[WRITTEN INSTRUCTION] Track down the lines that contain "由断开变为闭合时" and copy them.

[LISTED ENTRIES]
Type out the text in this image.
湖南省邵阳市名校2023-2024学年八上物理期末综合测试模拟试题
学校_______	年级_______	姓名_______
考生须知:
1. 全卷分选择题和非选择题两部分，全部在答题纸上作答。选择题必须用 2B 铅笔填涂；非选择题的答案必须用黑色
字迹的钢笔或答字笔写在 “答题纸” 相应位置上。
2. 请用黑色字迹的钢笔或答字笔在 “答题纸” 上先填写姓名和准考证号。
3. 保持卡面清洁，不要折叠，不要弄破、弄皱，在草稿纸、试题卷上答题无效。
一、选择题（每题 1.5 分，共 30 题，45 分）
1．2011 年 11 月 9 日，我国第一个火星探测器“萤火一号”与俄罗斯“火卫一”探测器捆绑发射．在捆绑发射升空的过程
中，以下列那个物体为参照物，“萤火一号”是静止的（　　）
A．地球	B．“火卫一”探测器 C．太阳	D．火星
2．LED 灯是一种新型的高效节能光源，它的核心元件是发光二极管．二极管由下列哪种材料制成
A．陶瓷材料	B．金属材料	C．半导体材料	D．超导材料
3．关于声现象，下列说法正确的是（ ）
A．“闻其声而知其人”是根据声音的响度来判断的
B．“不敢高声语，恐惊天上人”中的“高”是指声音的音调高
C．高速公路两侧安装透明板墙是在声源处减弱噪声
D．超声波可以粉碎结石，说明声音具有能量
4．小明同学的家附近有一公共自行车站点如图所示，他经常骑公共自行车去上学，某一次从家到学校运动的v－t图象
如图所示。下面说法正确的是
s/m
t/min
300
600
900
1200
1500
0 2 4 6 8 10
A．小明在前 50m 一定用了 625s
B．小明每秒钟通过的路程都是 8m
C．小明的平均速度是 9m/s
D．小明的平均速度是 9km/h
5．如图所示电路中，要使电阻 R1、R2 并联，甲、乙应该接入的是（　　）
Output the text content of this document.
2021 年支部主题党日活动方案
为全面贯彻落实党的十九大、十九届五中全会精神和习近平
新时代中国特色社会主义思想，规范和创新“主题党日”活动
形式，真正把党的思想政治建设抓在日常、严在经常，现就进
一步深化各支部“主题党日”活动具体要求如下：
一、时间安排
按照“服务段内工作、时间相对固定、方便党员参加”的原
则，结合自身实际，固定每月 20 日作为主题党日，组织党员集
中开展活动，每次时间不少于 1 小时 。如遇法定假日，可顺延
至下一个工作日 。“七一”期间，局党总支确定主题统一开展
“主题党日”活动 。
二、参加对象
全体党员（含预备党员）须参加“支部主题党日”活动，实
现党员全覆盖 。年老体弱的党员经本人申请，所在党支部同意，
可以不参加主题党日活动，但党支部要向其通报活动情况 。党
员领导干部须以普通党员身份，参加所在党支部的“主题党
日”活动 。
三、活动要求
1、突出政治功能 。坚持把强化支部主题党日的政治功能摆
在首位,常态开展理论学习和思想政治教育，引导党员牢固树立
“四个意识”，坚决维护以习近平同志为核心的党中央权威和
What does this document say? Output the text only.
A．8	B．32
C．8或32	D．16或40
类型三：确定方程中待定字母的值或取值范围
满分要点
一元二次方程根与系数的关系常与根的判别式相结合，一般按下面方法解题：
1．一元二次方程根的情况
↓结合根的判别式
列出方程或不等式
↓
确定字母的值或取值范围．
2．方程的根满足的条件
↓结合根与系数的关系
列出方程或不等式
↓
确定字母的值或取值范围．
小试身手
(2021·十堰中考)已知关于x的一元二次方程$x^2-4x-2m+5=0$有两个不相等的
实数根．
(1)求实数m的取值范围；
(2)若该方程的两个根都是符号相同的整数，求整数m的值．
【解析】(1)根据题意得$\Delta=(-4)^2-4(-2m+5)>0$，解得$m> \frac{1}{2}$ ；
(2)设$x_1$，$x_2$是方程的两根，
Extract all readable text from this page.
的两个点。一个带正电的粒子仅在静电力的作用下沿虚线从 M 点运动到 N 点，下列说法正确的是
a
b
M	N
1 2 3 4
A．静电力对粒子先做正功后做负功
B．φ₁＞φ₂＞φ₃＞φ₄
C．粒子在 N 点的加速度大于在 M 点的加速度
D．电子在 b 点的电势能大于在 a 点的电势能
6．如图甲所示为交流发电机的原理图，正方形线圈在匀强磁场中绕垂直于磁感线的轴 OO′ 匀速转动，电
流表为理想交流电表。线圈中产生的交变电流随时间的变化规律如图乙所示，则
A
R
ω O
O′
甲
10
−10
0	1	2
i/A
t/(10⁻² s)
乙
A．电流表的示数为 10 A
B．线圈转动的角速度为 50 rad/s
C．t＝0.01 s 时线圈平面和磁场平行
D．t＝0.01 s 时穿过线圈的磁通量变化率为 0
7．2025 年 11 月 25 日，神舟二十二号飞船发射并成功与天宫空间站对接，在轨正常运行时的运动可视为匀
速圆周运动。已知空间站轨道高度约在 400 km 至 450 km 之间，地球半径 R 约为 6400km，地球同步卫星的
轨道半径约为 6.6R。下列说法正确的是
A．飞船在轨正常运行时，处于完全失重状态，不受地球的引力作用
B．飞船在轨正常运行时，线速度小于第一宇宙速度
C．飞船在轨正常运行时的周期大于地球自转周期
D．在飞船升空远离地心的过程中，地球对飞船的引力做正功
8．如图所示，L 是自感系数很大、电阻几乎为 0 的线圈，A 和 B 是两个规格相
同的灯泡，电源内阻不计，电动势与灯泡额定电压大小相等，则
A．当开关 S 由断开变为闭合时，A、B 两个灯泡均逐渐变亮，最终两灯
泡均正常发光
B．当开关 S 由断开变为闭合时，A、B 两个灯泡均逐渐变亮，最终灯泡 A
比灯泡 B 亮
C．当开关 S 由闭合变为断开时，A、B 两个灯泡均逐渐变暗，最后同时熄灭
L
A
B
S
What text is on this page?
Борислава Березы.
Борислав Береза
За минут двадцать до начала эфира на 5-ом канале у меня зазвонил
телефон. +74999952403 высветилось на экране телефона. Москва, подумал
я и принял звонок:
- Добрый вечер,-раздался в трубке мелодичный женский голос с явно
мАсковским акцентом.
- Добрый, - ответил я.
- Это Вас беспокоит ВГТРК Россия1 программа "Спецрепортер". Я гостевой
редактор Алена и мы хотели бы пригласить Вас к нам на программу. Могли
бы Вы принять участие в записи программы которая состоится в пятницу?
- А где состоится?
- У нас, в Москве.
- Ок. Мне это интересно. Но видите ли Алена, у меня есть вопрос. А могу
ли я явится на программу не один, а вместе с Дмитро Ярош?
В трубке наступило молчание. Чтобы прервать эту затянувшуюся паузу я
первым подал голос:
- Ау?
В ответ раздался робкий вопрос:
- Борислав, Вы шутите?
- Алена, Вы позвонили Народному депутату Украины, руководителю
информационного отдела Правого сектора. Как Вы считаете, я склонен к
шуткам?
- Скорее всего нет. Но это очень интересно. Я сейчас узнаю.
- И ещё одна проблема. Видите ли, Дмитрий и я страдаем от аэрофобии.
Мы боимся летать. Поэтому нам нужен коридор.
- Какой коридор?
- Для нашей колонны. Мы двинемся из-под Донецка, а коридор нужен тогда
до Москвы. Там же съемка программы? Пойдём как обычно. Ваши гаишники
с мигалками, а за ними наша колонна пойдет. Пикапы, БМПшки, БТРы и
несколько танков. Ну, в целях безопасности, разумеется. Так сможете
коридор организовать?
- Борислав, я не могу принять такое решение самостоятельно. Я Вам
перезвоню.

[TASK ANSWER]
A．当开关 S 由断开变为闭合时，A、B 两个灯泡均逐渐变亮，最终两灯
B．当开关 S 由断开变为闭合时，A、B 两个灯泡均逐渐变亮，最终灯泡 A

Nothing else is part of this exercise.